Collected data
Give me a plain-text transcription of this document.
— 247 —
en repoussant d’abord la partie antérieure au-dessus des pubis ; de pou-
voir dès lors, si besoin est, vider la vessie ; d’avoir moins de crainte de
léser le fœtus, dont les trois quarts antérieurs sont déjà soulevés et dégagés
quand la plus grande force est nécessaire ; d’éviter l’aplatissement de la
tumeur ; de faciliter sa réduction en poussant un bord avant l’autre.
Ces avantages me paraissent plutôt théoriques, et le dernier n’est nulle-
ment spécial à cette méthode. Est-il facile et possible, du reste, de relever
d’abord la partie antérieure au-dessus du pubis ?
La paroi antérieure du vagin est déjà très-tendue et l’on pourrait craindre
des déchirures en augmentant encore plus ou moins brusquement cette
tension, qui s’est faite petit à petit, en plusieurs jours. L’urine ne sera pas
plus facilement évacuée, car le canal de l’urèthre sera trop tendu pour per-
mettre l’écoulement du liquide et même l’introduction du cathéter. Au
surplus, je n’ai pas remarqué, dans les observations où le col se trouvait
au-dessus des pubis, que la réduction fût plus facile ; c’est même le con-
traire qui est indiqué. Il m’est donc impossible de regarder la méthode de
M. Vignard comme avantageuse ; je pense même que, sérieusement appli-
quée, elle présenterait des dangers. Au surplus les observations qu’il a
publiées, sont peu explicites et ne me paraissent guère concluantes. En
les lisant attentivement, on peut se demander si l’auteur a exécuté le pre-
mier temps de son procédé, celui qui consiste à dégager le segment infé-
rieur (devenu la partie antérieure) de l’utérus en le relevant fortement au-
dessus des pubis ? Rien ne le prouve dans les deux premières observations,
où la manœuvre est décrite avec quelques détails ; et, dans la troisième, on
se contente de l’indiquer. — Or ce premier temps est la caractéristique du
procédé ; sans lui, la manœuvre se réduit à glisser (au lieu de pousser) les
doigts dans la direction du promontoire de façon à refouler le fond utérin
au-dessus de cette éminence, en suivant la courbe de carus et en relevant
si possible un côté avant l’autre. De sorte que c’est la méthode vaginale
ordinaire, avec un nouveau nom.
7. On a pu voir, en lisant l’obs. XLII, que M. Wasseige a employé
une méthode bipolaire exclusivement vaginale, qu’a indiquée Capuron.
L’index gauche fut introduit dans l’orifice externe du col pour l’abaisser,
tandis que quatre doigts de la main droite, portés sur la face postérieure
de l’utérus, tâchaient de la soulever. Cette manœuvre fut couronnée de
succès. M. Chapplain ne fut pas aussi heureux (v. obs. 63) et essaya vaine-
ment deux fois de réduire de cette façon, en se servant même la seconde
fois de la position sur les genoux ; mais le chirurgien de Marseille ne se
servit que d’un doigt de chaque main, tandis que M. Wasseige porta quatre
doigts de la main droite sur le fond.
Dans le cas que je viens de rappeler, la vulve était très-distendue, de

---

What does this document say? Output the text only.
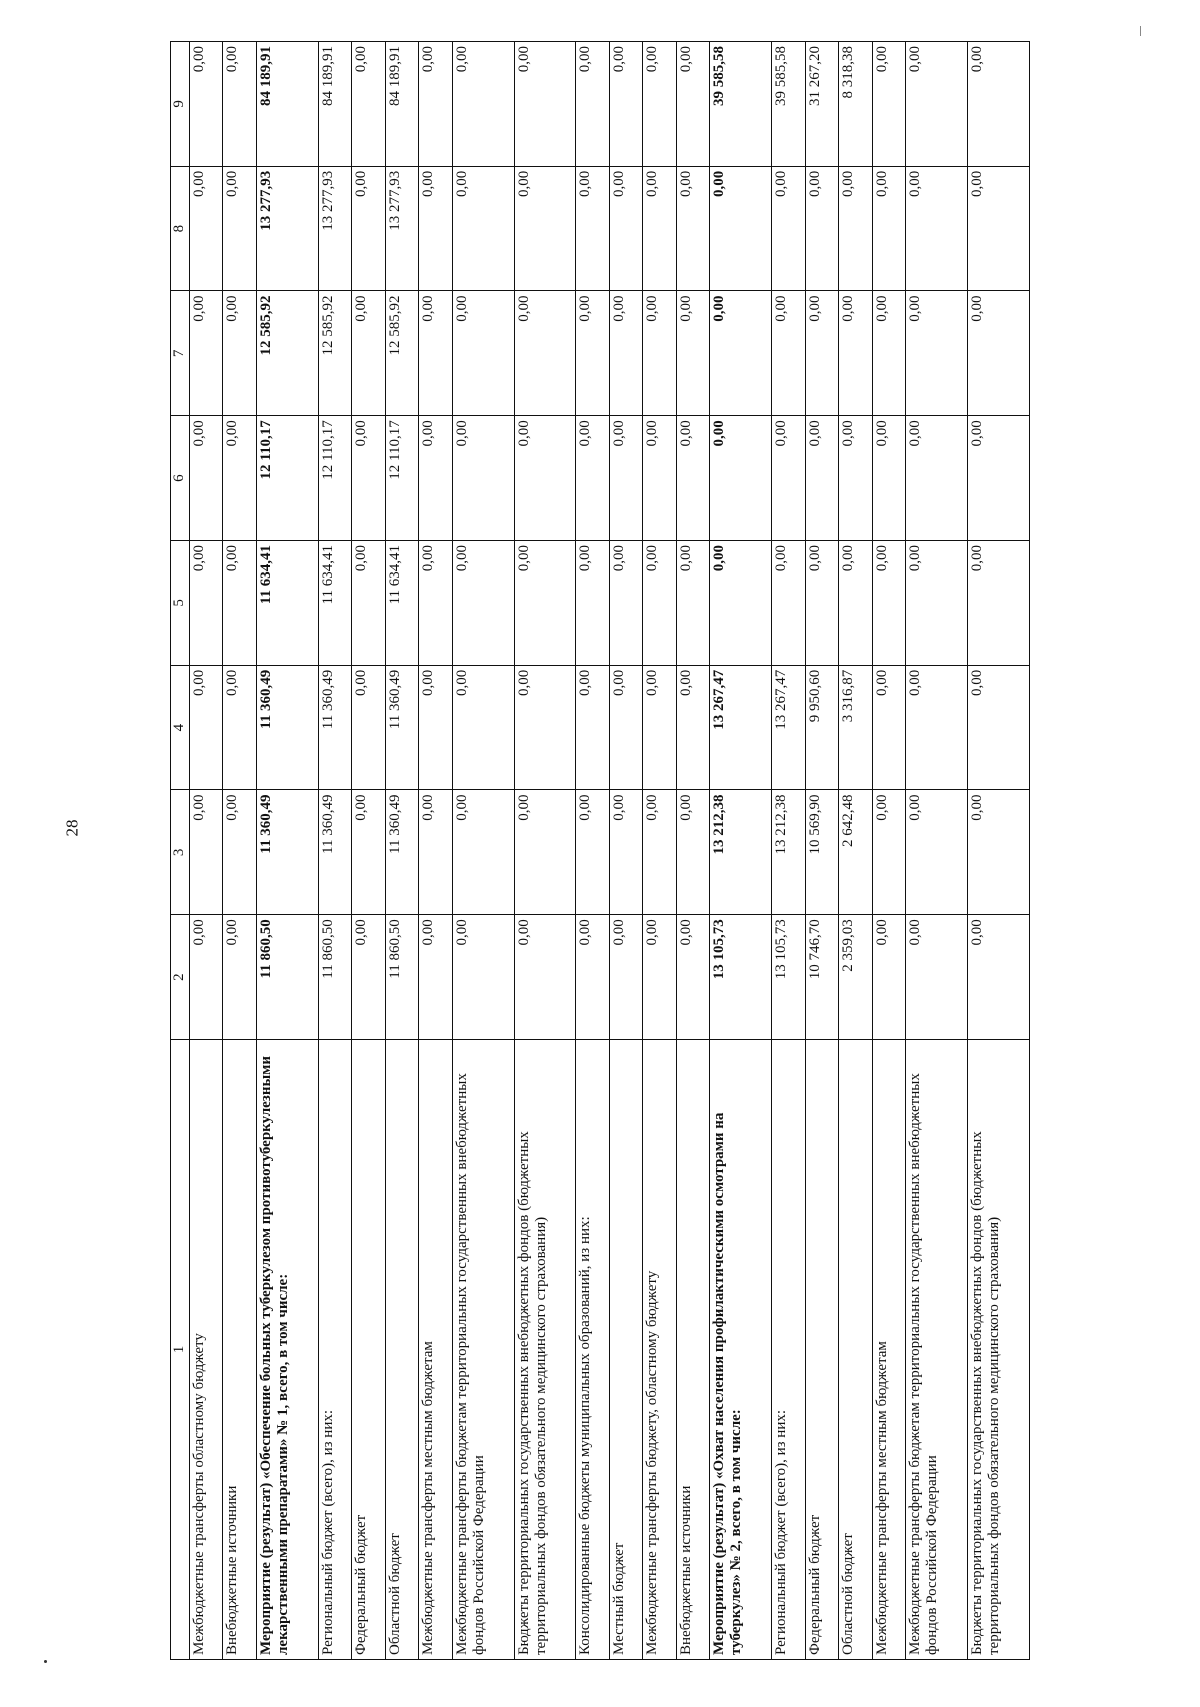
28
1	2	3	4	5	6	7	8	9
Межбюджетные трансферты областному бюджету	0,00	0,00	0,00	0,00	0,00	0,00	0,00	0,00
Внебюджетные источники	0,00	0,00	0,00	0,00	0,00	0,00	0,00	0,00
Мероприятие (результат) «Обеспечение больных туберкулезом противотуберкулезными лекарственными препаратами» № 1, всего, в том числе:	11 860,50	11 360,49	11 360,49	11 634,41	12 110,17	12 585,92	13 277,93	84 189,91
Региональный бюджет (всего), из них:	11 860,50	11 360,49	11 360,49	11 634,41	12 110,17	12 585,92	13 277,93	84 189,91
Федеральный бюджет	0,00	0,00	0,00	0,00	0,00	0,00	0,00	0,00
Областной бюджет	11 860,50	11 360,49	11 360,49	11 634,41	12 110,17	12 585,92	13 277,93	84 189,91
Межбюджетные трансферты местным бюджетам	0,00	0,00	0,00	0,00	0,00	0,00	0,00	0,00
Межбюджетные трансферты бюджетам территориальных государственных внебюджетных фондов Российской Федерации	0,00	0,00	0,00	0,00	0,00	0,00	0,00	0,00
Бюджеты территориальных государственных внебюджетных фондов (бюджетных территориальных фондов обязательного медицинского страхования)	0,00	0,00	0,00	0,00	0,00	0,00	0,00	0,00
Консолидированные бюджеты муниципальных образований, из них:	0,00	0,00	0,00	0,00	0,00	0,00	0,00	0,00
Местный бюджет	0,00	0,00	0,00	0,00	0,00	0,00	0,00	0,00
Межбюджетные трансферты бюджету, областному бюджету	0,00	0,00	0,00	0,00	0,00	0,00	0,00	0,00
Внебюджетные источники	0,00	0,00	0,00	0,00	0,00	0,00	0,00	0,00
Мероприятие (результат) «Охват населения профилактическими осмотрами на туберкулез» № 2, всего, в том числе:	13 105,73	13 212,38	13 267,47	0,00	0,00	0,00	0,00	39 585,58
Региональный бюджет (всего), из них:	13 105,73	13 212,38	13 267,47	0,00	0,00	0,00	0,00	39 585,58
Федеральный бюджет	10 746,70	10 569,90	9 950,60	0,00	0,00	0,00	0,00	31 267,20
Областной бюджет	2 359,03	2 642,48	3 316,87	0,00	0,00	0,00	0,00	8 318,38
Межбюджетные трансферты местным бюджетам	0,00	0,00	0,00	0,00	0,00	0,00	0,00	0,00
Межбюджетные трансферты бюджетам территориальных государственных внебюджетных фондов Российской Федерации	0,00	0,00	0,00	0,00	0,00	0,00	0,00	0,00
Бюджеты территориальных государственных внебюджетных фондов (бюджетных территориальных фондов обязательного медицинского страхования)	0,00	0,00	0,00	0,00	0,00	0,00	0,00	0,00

### TASK DESCRIPTION
Which lines hold the word "manœuvre"? Copy every one of them.

### EXPECTED OUTPUT
où la manœuvre est décrite avec quelques détails ; et, dans la troisième, on
procédé ; sans lui, la manœuvre se réduit à glisser (au lieu de pousser) les
de l’utérus, tâchaient de la soulever. Cette manœuvre fut couronnée de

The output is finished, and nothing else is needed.